— START INFORMATION SHOWN —

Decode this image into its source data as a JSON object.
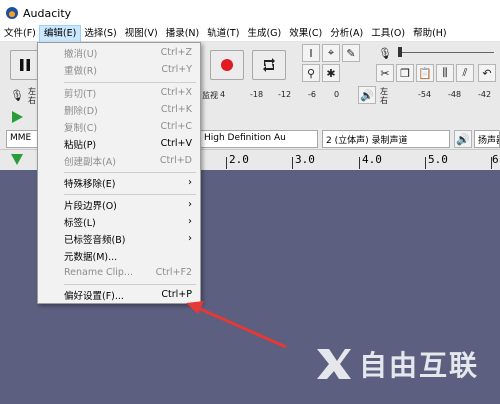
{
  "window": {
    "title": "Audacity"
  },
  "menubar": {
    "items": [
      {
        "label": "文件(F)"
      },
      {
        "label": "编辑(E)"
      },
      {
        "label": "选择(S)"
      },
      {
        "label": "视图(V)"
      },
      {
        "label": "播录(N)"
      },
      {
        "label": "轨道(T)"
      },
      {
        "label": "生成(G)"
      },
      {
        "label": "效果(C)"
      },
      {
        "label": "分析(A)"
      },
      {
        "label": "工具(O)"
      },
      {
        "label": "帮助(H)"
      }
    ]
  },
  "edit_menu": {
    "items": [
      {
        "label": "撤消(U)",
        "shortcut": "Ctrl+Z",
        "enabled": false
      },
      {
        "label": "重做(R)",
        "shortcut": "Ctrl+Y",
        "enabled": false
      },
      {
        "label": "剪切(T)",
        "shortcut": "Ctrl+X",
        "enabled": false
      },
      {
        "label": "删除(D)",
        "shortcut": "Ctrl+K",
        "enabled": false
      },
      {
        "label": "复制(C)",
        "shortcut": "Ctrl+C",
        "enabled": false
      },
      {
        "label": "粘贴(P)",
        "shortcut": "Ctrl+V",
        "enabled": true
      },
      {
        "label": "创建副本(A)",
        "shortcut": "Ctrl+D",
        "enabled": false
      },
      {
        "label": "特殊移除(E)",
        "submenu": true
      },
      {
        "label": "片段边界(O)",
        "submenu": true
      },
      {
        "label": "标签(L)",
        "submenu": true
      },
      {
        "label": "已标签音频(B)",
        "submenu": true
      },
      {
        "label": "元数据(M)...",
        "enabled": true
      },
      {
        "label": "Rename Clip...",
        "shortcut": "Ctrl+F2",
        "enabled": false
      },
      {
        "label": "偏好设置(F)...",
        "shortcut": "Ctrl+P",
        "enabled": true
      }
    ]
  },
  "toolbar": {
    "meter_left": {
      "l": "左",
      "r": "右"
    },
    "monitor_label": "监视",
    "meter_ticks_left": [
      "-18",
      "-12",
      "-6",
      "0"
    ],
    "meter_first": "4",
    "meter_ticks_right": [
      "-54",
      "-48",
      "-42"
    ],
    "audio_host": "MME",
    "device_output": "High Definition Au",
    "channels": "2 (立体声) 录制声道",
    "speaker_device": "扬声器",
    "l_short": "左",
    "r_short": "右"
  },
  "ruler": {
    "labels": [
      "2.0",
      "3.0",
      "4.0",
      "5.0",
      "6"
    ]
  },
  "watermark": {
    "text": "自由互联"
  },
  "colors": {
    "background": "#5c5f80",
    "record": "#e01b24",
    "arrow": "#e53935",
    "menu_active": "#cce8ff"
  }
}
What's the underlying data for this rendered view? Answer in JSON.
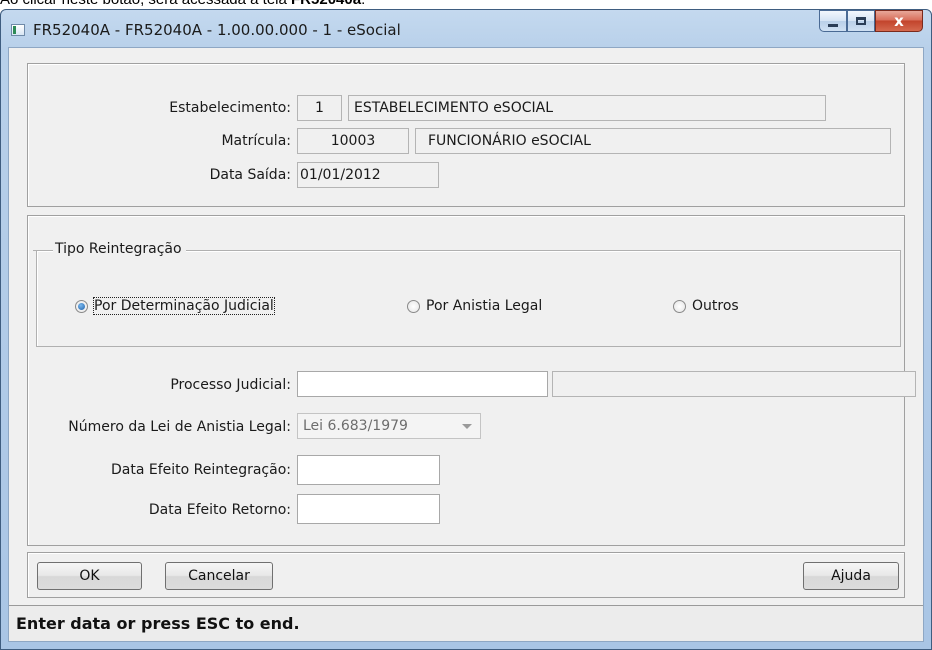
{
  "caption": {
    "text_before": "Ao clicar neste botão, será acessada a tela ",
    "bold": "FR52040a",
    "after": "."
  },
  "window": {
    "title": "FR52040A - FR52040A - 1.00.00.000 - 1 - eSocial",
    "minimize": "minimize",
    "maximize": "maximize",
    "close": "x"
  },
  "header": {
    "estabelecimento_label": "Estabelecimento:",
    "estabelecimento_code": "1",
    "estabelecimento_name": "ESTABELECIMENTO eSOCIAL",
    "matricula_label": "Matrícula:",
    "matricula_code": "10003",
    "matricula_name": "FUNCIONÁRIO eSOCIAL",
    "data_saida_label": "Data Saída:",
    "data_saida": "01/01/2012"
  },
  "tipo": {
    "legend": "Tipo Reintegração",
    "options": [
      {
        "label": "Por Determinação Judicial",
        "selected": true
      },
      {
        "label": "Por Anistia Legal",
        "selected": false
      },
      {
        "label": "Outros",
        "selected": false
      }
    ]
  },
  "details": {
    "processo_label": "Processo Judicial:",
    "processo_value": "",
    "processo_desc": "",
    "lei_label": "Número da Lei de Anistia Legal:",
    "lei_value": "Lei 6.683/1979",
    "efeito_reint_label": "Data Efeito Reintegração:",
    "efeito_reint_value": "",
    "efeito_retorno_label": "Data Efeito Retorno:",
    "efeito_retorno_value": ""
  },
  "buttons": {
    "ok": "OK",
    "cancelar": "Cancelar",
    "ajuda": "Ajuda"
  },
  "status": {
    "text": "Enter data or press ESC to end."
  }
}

— END INFORMATION SHOWN —
— START INFORMATION SHOWN —

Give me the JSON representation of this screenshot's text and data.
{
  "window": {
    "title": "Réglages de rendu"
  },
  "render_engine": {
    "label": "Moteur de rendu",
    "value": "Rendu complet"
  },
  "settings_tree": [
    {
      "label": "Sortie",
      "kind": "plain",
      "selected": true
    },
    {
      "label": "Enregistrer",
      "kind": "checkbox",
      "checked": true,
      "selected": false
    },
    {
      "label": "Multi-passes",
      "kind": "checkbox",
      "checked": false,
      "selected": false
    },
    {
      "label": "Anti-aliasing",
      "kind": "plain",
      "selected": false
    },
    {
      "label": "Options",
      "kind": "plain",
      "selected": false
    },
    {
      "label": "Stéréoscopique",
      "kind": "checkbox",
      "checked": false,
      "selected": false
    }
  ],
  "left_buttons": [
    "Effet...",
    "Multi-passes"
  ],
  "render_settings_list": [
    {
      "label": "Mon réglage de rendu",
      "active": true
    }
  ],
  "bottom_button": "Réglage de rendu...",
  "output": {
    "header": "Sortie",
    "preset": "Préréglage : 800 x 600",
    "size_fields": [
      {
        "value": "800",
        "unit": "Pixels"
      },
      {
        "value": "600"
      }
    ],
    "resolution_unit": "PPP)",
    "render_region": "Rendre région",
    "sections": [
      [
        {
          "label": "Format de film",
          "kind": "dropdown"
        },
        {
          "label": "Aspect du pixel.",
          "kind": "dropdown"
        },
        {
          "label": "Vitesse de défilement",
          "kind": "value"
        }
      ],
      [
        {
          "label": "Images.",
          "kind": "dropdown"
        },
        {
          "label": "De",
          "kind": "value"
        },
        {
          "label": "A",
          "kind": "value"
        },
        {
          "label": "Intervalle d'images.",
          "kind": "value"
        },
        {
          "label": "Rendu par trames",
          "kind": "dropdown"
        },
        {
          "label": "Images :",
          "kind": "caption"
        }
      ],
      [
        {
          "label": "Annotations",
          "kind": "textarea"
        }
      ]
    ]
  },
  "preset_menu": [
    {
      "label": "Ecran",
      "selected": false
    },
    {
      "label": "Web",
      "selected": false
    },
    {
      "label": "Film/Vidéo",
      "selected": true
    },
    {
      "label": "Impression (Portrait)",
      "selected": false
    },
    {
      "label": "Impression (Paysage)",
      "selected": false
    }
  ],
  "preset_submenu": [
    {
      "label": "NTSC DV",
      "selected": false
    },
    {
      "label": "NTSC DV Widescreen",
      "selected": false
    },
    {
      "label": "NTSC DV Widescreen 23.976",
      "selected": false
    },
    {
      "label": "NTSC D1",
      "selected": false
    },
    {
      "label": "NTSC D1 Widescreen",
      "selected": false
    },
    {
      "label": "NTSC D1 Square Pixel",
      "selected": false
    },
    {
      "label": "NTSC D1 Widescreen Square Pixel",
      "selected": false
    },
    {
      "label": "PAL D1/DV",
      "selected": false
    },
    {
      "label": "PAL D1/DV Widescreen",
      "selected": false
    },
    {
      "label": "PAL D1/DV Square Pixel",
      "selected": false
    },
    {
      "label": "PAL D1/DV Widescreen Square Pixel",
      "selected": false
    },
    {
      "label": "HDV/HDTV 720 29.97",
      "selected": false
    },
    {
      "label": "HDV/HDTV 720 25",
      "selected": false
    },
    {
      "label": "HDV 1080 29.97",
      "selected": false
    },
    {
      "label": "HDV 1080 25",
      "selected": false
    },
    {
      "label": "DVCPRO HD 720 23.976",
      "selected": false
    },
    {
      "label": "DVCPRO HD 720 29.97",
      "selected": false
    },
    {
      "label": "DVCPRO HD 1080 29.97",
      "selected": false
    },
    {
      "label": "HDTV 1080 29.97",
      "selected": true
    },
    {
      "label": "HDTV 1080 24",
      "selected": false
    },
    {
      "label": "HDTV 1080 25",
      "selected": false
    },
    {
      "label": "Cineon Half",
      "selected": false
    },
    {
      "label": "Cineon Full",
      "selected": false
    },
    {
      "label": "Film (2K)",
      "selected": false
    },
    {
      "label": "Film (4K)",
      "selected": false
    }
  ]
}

— END INFORMATION SHOWN —
— START INFORMATION SHOWN —

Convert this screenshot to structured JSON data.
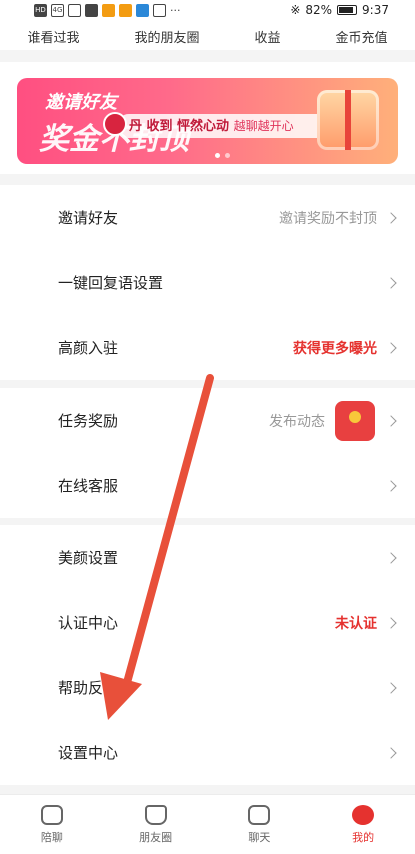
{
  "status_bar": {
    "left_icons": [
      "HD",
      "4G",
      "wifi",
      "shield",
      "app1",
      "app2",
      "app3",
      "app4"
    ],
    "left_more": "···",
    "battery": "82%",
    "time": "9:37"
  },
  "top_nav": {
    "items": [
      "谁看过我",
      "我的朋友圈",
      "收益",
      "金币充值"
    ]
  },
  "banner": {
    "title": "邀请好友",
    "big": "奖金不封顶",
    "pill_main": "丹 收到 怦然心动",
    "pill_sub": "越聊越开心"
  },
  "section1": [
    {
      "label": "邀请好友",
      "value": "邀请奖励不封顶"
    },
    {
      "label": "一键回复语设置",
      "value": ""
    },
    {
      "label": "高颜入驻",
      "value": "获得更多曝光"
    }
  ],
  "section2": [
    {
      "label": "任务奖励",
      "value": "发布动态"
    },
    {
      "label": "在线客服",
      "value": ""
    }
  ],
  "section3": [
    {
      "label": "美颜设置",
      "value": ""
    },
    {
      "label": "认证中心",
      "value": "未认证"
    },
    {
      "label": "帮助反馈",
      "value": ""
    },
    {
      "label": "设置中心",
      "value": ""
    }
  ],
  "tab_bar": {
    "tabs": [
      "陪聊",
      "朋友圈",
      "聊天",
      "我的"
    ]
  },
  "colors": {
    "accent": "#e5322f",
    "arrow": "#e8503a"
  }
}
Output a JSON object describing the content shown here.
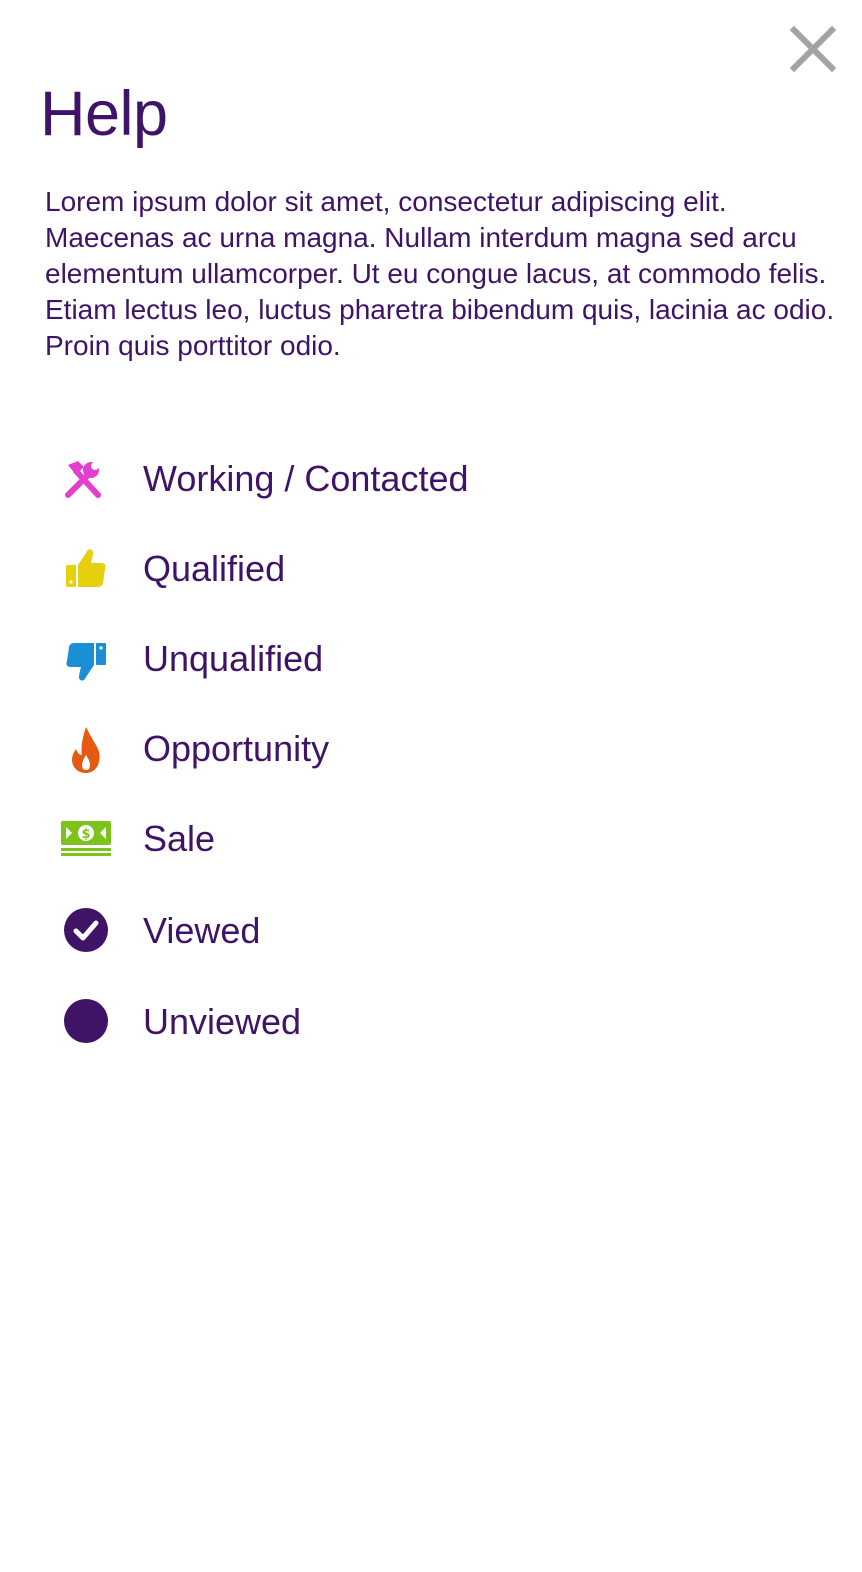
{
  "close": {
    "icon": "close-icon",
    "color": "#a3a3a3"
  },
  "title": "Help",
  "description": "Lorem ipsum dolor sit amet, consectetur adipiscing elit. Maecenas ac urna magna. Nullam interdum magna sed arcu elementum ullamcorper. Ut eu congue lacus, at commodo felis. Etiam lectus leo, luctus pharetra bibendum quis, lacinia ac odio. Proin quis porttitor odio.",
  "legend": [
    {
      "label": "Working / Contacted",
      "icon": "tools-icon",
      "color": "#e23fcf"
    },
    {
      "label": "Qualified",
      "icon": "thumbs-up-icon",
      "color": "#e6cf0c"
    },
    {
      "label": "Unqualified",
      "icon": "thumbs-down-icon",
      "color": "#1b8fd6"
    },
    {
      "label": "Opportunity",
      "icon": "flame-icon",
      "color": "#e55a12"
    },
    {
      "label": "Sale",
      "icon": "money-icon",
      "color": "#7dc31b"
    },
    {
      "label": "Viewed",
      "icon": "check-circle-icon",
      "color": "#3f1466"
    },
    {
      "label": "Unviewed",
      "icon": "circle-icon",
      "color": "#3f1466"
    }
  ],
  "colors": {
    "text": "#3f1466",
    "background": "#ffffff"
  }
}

— END INFORMATION SHOWN —

**TASK BRIEF**: Reproduce each line of the entries in which the word "Reintegração" is found.

**RESPONSE TO THE EXERCISE**:
    "legend": "Tipo Reintegração",
    "efeito_reint_label": "Data Efeito Reintegração:",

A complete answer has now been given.